> Short exercise
Copy out every record below, word for word.

> Records shown

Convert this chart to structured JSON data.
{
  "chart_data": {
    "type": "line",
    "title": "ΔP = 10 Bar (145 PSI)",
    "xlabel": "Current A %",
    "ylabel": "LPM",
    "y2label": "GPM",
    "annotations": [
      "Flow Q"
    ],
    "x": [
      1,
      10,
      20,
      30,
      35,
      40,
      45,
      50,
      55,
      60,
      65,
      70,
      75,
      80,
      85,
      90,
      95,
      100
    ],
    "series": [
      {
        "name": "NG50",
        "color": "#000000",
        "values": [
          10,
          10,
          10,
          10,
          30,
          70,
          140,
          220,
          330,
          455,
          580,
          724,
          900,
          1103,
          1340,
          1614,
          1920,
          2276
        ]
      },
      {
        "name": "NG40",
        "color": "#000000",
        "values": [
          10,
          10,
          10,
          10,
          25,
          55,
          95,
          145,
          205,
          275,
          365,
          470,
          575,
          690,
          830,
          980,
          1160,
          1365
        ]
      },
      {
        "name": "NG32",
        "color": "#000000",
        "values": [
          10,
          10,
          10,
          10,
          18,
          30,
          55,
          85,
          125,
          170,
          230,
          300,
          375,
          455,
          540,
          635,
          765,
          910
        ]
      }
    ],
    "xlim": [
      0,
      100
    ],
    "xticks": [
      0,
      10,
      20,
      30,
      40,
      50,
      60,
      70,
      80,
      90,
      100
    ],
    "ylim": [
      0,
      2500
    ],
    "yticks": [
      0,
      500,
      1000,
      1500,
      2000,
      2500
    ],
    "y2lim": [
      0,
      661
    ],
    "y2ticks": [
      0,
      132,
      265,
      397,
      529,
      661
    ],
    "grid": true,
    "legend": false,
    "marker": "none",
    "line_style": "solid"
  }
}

> Result
Convert this chart to structured JSON data.
{
  "chart_data": {
    "type": "line",
    "title": "ΔP = 10 Bar (145 PSI)",
    "xlabel": "Current A %",
    "ylabel": "LPM",
    "y2label": "GPM",
    "annotations": [
      "Flow Q"
    ],
    "x": [
      1,
      10,
      20,
      30,
      35,
      40,
      45,
      50,
      55,
      60,
      65,
      70,
      75,
      80,
      85,
      90,
      95,
      100
    ],
    "series": [
      {
        "name": "NG50",
        "color": "#000000",
        "values": [
          10,
          10,
          10,
          10,
          30,
          70,
          140,
          220,
          330,
          455,
          580,
          724,
          900,
          1103,
          1340,
          1614,
          1920,
          2276
        ]
      },
      {
        "name": "NG40",
        "color": "#000000",
        "values": [
          10,
          10,
          10,
          10,
          25,
          55,
          95,
          145,
          205,
          275,
          365,
          470,
          575,
          690,
          830,
          980,
          1160,
          1365
        ]
      },
      {
        "name": "NG32",
        "color": "#000000",
        "values": [
          10,
          10,
          10,
          10,
          18,
          30,
          55,
          85,
          125,
          170,
          230,
          300,
          375,
          455,
          540,
          635,
          765,
          910
        ]
      }
    ],
    "xlim": [
      0,
      100
    ],
    "xticks": [
      0,
      10,
      20,
      30,
      40,
      50,
      60,
      70,
      80,
      90,
      100
    ],
    "ylim": [
      0,
      2500
    ],
    "yticks": [
      0,
      500,
      1000,
      1500,
      2000,
      2500
    ],
    "y2lim": [
      0,
      661
    ],
    "y2ticks": [
      0,
      132,
      265,
      397,
      529,
      661
    ],
    "grid": true,
    "legend": false,
    "marker": "none",
    "line_style": "solid"
  }
}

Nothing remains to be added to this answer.